[Rows from a dataset]
= = = =

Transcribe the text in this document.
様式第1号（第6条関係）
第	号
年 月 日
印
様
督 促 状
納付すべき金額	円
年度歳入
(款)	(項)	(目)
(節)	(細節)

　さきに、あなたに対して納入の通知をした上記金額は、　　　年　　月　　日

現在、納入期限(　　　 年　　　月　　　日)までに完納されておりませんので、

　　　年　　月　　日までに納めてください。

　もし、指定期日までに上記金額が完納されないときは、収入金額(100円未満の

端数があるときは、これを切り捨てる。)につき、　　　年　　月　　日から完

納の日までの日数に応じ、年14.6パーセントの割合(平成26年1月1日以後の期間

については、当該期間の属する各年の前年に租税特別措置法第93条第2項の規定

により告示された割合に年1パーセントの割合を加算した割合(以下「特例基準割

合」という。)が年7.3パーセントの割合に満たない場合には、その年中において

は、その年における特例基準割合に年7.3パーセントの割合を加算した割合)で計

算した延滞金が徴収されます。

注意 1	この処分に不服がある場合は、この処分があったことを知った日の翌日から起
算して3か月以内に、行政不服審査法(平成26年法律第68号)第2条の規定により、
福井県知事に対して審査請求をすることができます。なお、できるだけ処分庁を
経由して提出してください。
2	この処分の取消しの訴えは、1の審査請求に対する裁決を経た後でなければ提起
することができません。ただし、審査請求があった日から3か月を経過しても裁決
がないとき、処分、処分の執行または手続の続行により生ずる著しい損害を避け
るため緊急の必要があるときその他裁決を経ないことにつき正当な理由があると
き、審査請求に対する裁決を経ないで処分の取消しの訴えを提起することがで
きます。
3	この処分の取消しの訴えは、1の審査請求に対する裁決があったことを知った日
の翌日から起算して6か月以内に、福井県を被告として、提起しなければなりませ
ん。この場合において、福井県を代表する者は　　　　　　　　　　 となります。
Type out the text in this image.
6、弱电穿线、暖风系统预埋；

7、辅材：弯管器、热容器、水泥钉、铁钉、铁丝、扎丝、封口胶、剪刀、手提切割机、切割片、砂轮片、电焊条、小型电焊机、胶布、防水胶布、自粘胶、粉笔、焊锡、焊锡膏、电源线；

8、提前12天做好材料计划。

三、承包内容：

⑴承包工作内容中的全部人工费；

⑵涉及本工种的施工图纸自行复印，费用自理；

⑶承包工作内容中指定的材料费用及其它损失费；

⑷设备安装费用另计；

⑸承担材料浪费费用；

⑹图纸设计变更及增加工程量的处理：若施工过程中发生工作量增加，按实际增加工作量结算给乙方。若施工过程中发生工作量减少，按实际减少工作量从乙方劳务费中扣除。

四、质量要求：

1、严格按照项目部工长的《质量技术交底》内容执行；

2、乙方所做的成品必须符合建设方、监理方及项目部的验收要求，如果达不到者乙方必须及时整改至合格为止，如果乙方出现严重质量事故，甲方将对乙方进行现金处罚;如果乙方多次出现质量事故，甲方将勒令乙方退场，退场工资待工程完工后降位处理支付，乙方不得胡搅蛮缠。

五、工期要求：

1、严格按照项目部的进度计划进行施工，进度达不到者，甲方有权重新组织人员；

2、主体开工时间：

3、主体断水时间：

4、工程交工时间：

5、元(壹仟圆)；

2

= = = =

**Exercise details:** Retype the data exactly as given.

**Exercise solution:**
Transcribe the text in this document.
様式第1号（第6条関係）
第	号
年 月 日
印
様
督 促 状
納付すべき金額	円
年度歳入
(款)	(項)	(目)
(節)	(細節)

　さきに、あなたに対して納入の通知をした上記金額は、　　　年　　月　　日

現在、納入期限(　　　 年　　　月　　　日)までに完納されておりませんので、

　　　年　　月　　日までに納めてください。

　もし、指定期日までに上記金額が完納されないときは、収入金額(100円未満の

端数があるときは、これを切り捨てる。)につき、　　　年　　月　　日から完

納の日までの日数に応じ、年14.6パーセントの割合(平成26年1月1日以後の期間

については、当該期間の属する各年の前年に租税特別措置法第93条第2項の規定

により告示された割合に年1パーセントの割合を加算した割合(以下「特例基準割

合」という。)が年7.3パーセントの割合に満たない場合には、その年中において

は、その年における特例基準割合に年7.3パーセントの割合を加算した割合)で計

算した延滞金が徴収されます。

注意 1	この処分に不服がある場合は、この処分があったことを知った日の翌日から起
算して3か月以内に、行政不服審査法(平成26年法律第68号)第2条の規定により、
福井県知事に対して審査請求をすることができます。なお、できるだけ処分庁を
経由して提出してください。
2	この処分の取消しの訴えは、1の審査請求に対する裁決を経た後でなければ提起
することができません。ただし、審査請求があった日から3か月を経過しても裁決
がないとき、処分、処分の執行または手続の続行により生ずる著しい損害を避け
るため緊急の必要があるときその他裁決を経ないことにつき正当な理由があると
き、審査請求に対する裁決を経ないで処分の取消しの訴えを提起することがで
きます。
3	この処分の取消しの訴えは、1の審査請求に対する裁決があったことを知った日
の翌日から起算して6か月以内に、福井県を被告として、提起しなければなりませ
ん。この場合において、福井県を代表する者は　　　　　　　　　　 となります。
Type out the text in this image.
6、弱电穿线、暖风系统预埋；

7、辅材：弯管器、热容器、水泥钉、铁钉、铁丝、扎丝、封口胶、剪刀、手提切割机、切割片、砂轮片、电焊条、小型电焊机、胶布、防水胶布、自粘胶、粉笔、焊锡、焊锡膏、电源线；

8、提前12天做好材料计划。

三、承包内容：

⑴承包工作内容中的全部人工费；

⑵涉及本工种的施工图纸自行复印，费用自理；

⑶承包工作内容中指定的材料费用及其它损失费；

⑷设备安装费用另计；

⑸承担材料浪费费用；

⑹图纸设计变更及增加工程量的处理：若施工过程中发生工作量增加，按实际增加工作量结算给乙方。若施工过程中发生工作量减少，按实际减少工作量从乙方劳务费中扣除。

四、质量要求：

1、严格按照项目部工长的《质量技术交底》内容执行；

2、乙方所做的成品必须符合建设方、监理方及项目部的验收要求，如果达不到者乙方必须及时整改至合格为止，如果乙方出现严重质量事故，甲方将对乙方进行现金处罚;如果乙方多次出现质量事故，甲方将勒令乙方退场，退场工资待工程完工后降位处理支付，乙方不得胡搅蛮缠。

五、工期要求：

1、严格按照项目部的进度计划进行施工，进度达不到者，甲方有权重新组织人员；

2、主体开工时间：

3、主体断水时间：

4、工程交工时间：

5、元(壹仟圆)；

2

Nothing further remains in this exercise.